- **The request**: Your task is to transcribe all of the data below exactly, omitting the images.

[START Data shown]

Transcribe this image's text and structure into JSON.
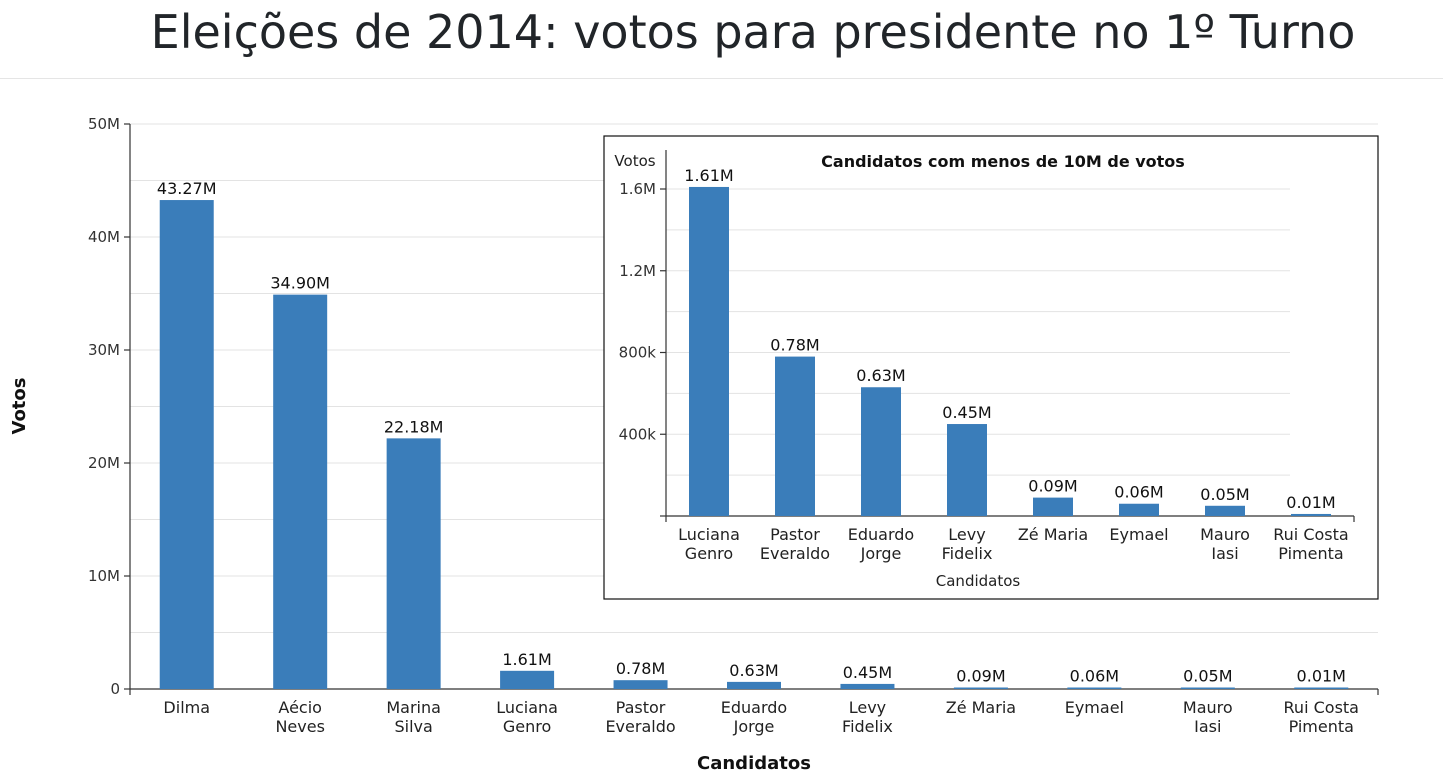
{
  "header": {
    "title": "Eleições de 2014: votos para presidente no 1º Turno"
  },
  "colors": {
    "bar": "#3a7dba",
    "grid": "#e3e3e3",
    "axis": "#333333"
  },
  "chart_data": [
    {
      "type": "bar",
      "title": "",
      "xlabel": "Candidatos",
      "ylabel": "Votos",
      "ylim": [
        0,
        50000000
      ],
      "y_ticks": [
        0,
        10000000,
        20000000,
        30000000,
        40000000,
        50000000
      ],
      "y_tick_labels": [
        "0",
        "10M",
        "20M",
        "30M",
        "40M",
        "50M"
      ],
      "grid": true,
      "categories": [
        [
          "Dilma"
        ],
        [
          "Aécio",
          "Neves"
        ],
        [
          "Marina",
          "Silva"
        ],
        [
          "Luciana",
          "Genro"
        ],
        [
          "Pastor",
          "Everaldo"
        ],
        [
          "Eduardo",
          "Jorge"
        ],
        [
          "Levy",
          "Fidelix"
        ],
        [
          "Zé Maria"
        ],
        [
          "Eymael"
        ],
        [
          "Mauro",
          "Iasi"
        ],
        [
          "Rui Costa",
          "Pimenta"
        ]
      ],
      "values": [
        43270000,
        34900000,
        22180000,
        1610000,
        780000,
        630000,
        450000,
        90000,
        60000,
        50000,
        10000
      ],
      "data_labels": [
        "43.27M",
        "34.90M",
        "22.18M",
        "1.61M",
        "0.78M",
        "0.63M",
        "0.45M",
        "0.09M",
        "0.06M",
        "0.05M",
        "0.01M"
      ]
    },
    {
      "type": "bar",
      "title": "Candidatos com menos de 10M de votos",
      "xlabel": "Candidatos",
      "ylabel": "Votos",
      "ylim": [
        0,
        1750000
      ],
      "y_ticks": [
        0,
        400000,
        800000,
        1200000,
        1600000
      ],
      "y_tick_labels": [
        "",
        "400k",
        "800k",
        "1.2M",
        "1.6M"
      ],
      "grid": true,
      "categories": [
        [
          "Luciana",
          "Genro"
        ],
        [
          "Pastor",
          "Everaldo"
        ],
        [
          "Eduardo",
          "Jorge"
        ],
        [
          "Levy",
          "Fidelix"
        ],
        [
          "Zé Maria"
        ],
        [
          "Eymael"
        ],
        [
          "Mauro",
          "Iasi"
        ],
        [
          "Rui Costa",
          "Pimenta"
        ]
      ],
      "values": [
        1610000,
        780000,
        630000,
        450000,
        90000,
        60000,
        50000,
        10000
      ],
      "data_labels": [
        "1.61M",
        "0.78M",
        "0.63M",
        "0.45M",
        "0.09M",
        "0.06M",
        "0.05M",
        "0.01M"
      ]
    }
  ]
}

[END Data shown]

- **Worked solution**:
Transcribe this image's text and structure into JSON.
{
  "header": {
    "title": "Eleições de 2014: votos para presidente no 1º Turno"
  },
  "colors": {
    "bar": "#3a7dba",
    "grid": "#e3e3e3",
    "axis": "#333333"
  },
  "chart_data": [
    {
      "type": "bar",
      "title": "",
      "xlabel": "Candidatos",
      "ylabel": "Votos",
      "ylim": [
        0,
        50000000
      ],
      "y_ticks": [
        0,
        10000000,
        20000000,
        30000000,
        40000000,
        50000000
      ],
      "y_tick_labels": [
        "0",
        "10M",
        "20M",
        "30M",
        "40M",
        "50M"
      ],
      "grid": true,
      "categories": [
        [
          "Dilma"
        ],
        [
          "Aécio",
          "Neves"
        ],
        [
          "Marina",
          "Silva"
        ],
        [
          "Luciana",
          "Genro"
        ],
        [
          "Pastor",
          "Everaldo"
        ],
        [
          "Eduardo",
          "Jorge"
        ],
        [
          "Levy",
          "Fidelix"
        ],
        [
          "Zé Maria"
        ],
        [
          "Eymael"
        ],
        [
          "Mauro",
          "Iasi"
        ],
        [
          "Rui Costa",
          "Pimenta"
        ]
      ],
      "values": [
        43270000,
        34900000,
        22180000,
        1610000,
        780000,
        630000,
        450000,
        90000,
        60000,
        50000,
        10000
      ],
      "data_labels": [
        "43.27M",
        "34.90M",
        "22.18M",
        "1.61M",
        "0.78M",
        "0.63M",
        "0.45M",
        "0.09M",
        "0.06M",
        "0.05M",
        "0.01M"
      ]
    },
    {
      "type": "bar",
      "title": "Candidatos com menos de 10M de votos",
      "xlabel": "Candidatos",
      "ylabel": "Votos",
      "ylim": [
        0,
        1750000
      ],
      "y_ticks": [
        0,
        400000,
        800000,
        1200000,
        1600000
      ],
      "y_tick_labels": [
        "",
        "400k",
        "800k",
        "1.2M",
        "1.6M"
      ],
      "grid": true,
      "categories": [
        [
          "Luciana",
          "Genro"
        ],
        [
          "Pastor",
          "Everaldo"
        ],
        [
          "Eduardo",
          "Jorge"
        ],
        [
          "Levy",
          "Fidelix"
        ],
        [
          "Zé Maria"
        ],
        [
          "Eymael"
        ],
        [
          "Mauro",
          "Iasi"
        ],
        [
          "Rui Costa",
          "Pimenta"
        ]
      ],
      "values": [
        1610000,
        780000,
        630000,
        450000,
        90000,
        60000,
        50000,
        10000
      ],
      "data_labels": [
        "1.61M",
        "0.78M",
        "0.63M",
        "0.45M",
        "0.09M",
        "0.06M",
        "0.05M",
        "0.01M"
      ]
    }
  ]
}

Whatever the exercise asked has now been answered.